# Work to be completed:
Faithfully return all lines, omitting every embedded picture.

# Data supplied:
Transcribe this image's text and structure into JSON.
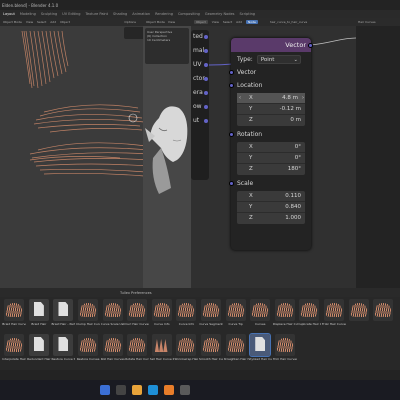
{
  "app": {
    "title": "Elden.blend] - Blender 4.1.0",
    "menu": [
      "File",
      "Edit",
      "Render",
      "Window",
      "Help"
    ],
    "workspaces": [
      "Layout",
      "Modeling",
      "Sculpting",
      "UV Editing",
      "Texture Paint",
      "Shading",
      "Animation",
      "Rendering",
      "Compositing",
      "Geometry Nodes",
      "Scripting"
    ]
  },
  "viewport": {
    "header_items": [
      "Object Mode",
      "View",
      "Select",
      "Add",
      "Object"
    ],
    "options_label": "Options"
  },
  "mid_panel": {
    "header_items": [
      "Object Mode",
      "View"
    ],
    "lines": [
      "User Perspective",
      "(6) Collection",
      "10 Centimeters"
    ]
  },
  "node_editor": {
    "header_items": [
      "Object",
      "View",
      "Select",
      "Add",
      "Node"
    ],
    "node_tree_name": "hair_curve_to_hair_curve",
    "side_node_rows": [
      "ted",
      "mal",
      "UV",
      "ctor",
      "era",
      "ow",
      "ut"
    ],
    "node": {
      "title": "Vector",
      "type_label": "Type:",
      "type_value": "Point",
      "vector_label": "Vector",
      "location_label": "Location",
      "location": [
        {
          "axis": "X",
          "value": "4.8 m"
        },
        {
          "axis": "Y",
          "value": "-0.12 m"
        },
        {
          "axis": "Z",
          "value": "0 m"
        }
      ],
      "rotation_label": "Rotation",
      "rotation": [
        {
          "axis": "X",
          "value": "0°"
        },
        {
          "axis": "Y",
          "value": "0°"
        },
        {
          "axis": "Z",
          "value": "180°"
        }
      ],
      "scale_label": "Scale",
      "scale": [
        {
          "axis": "X",
          "value": "0.110"
        },
        {
          "axis": "Y",
          "value": "0.840"
        },
        {
          "axis": "Z",
          "value": "1.000"
        }
      ]
    }
  },
  "rightbar": {
    "label": "Hair Curves"
  },
  "asset_browser": {
    "header": "Tullex Preferences",
    "items": [
      {
        "label": "Braid Hair Curves",
        "kind": "hair"
      },
      {
        "label": "Braid Hair",
        "kind": "doc"
      },
      {
        "label": "Braid Hair - Perfect",
        "kind": "doc"
      },
      {
        "label": "Clump Hair Curves",
        "kind": "hair"
      },
      {
        "label": "Curve Scale Ushape",
        "kind": "hair"
      },
      {
        "label": "Curl Hair Curves",
        "kind": "hair"
      },
      {
        "label": "Curve Info",
        "kind": "hair"
      },
      {
        "label": "Curve Info",
        "kind": "hair"
      },
      {
        "label": "Curve Segment",
        "kind": "hair"
      },
      {
        "label": "Curve Tip",
        "kind": "hair"
      },
      {
        "label": "Curves",
        "kind": "hair"
      },
      {
        "label": "Displace Hair Curves",
        "kind": "hair"
      },
      {
        "label": "Duplicate Hair Curves",
        "kind": "hair"
      },
      {
        "label": "Frizz Hair Curves",
        "kind": "hair"
      },
      {
        "label": "",
        "kind": "hair"
      },
      {
        "label": "",
        "kind": "hair"
      },
      {
        "label": "Interpolate Hair Curves",
        "kind": "hair"
      },
      {
        "label": "Redundant Hair",
        "kind": "doc"
      },
      {
        "label": "Restore Curve Segments",
        "kind": "doc"
      },
      {
        "label": "Restore Curves",
        "kind": "hair"
      },
      {
        "label": "Roll Hair Curves",
        "kind": "hair"
      },
      {
        "label": "Rotate Hair Curves",
        "kind": "hair"
      },
      {
        "label": "Set Hair Curve Profile",
        "kind": "spikes"
      },
      {
        "label": "Shrinkwrap Hair Curves",
        "kind": "hair"
      },
      {
        "label": "Smooth Hair Curves",
        "kind": "hair"
      },
      {
        "label": "Straighten Hair Curves",
        "kind": "hair"
      },
      {
        "label": "Stylized Hair Curves",
        "kind": "sel"
      },
      {
        "label": "Trim Hair Curves",
        "kind": "hair"
      }
    ]
  },
  "colors": {
    "accent": "#4772b3",
    "socket_vector": "#6363c7",
    "node_header": "#5a3a6a",
    "hair": "#d08a6a"
  }
}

# Reply to the task:
Transcribe this image's text and structure into JSON.
{
  "app": {
    "title": "Elden.blend] - Blender 4.1.0",
    "menu": [
      "File",
      "Edit",
      "Render",
      "Window",
      "Help"
    ],
    "workspaces": [
      "Layout",
      "Modeling",
      "Sculpting",
      "UV Editing",
      "Texture Paint",
      "Shading",
      "Animation",
      "Rendering",
      "Compositing",
      "Geometry Nodes",
      "Scripting"
    ]
  },
  "viewport": {
    "header_items": [
      "Object Mode",
      "View",
      "Select",
      "Add",
      "Object"
    ],
    "options_label": "Options"
  },
  "mid_panel": {
    "header_items": [
      "Object Mode",
      "View"
    ],
    "lines": [
      "User Perspective",
      "(6) Collection",
      "10 Centimeters"
    ]
  },
  "node_editor": {
    "header_items": [
      "Object",
      "View",
      "Select",
      "Add",
      "Node"
    ],
    "node_tree_name": "hair_curve_to_hair_curve",
    "side_node_rows": [
      "ted",
      "mal",
      "UV",
      "ctor",
      "era",
      "ow",
      "ut"
    ],
    "node": {
      "title": "Vector",
      "type_label": "Type:",
      "type_value": "Point",
      "vector_label": "Vector",
      "location_label": "Location",
      "location": [
        {
          "axis": "X",
          "value": "4.8 m"
        },
        {
          "axis": "Y",
          "value": "-0.12 m"
        },
        {
          "axis": "Z",
          "value": "0 m"
        }
      ],
      "rotation_label": "Rotation",
      "rotation": [
        {
          "axis": "X",
          "value": "0°"
        },
        {
          "axis": "Y",
          "value": "0°"
        },
        {
          "axis": "Z",
          "value": "180°"
        }
      ],
      "scale_label": "Scale",
      "scale": [
        {
          "axis": "X",
          "value": "0.110"
        },
        {
          "axis": "Y",
          "value": "0.840"
        },
        {
          "axis": "Z",
          "value": "1.000"
        }
      ]
    }
  },
  "rightbar": {
    "label": "Hair Curves"
  },
  "asset_browser": {
    "header": "Tullex Preferences",
    "items": [
      {
        "label": "Braid Hair Curves",
        "kind": "hair"
      },
      {
        "label": "Braid Hair",
        "kind": "doc"
      },
      {
        "label": "Braid Hair - Perfect",
        "kind": "doc"
      },
      {
        "label": "Clump Hair Curves",
        "kind": "hair"
      },
      {
        "label": "Curve Scale Ushape",
        "kind": "hair"
      },
      {
        "label": "Curl Hair Curves",
        "kind": "hair"
      },
      {
        "label": "Curve Info",
        "kind": "hair"
      },
      {
        "label": "Curve Info",
        "kind": "hair"
      },
      {
        "label": "Curve Segment",
        "kind": "hair"
      },
      {
        "label": "Curve Tip",
        "kind": "hair"
      },
      {
        "label": "Curves",
        "kind": "hair"
      },
      {
        "label": "Displace Hair Curves",
        "kind": "hair"
      },
      {
        "label": "Duplicate Hair Curves",
        "kind": "hair"
      },
      {
        "label": "Frizz Hair Curves",
        "kind": "hair"
      },
      {
        "label": "",
        "kind": "hair"
      },
      {
        "label": "",
        "kind": "hair"
      },
      {
        "label": "Interpolate Hair Curves",
        "kind": "hair"
      },
      {
        "label": "Redundant Hair",
        "kind": "doc"
      },
      {
        "label": "Restore Curve Segments",
        "kind": "doc"
      },
      {
        "label": "Restore Curves",
        "kind": "hair"
      },
      {
        "label": "Roll Hair Curves",
        "kind": "hair"
      },
      {
        "label": "Rotate Hair Curves",
        "kind": "hair"
      },
      {
        "label": "Set Hair Curve Profile",
        "kind": "spikes"
      },
      {
        "label": "Shrinkwrap Hair Curves",
        "kind": "hair"
      },
      {
        "label": "Smooth Hair Curves",
        "kind": "hair"
      },
      {
        "label": "Straighten Hair Curves",
        "kind": "hair"
      },
      {
        "label": "Stylized Hair Curves",
        "kind": "sel"
      },
      {
        "label": "Trim Hair Curves",
        "kind": "hair"
      }
    ]
  },
  "colors": {
    "accent": "#4772b3",
    "socket_vector": "#6363c7",
    "node_header": "#5a3a6a",
    "hair": "#d08a6a"
  }
}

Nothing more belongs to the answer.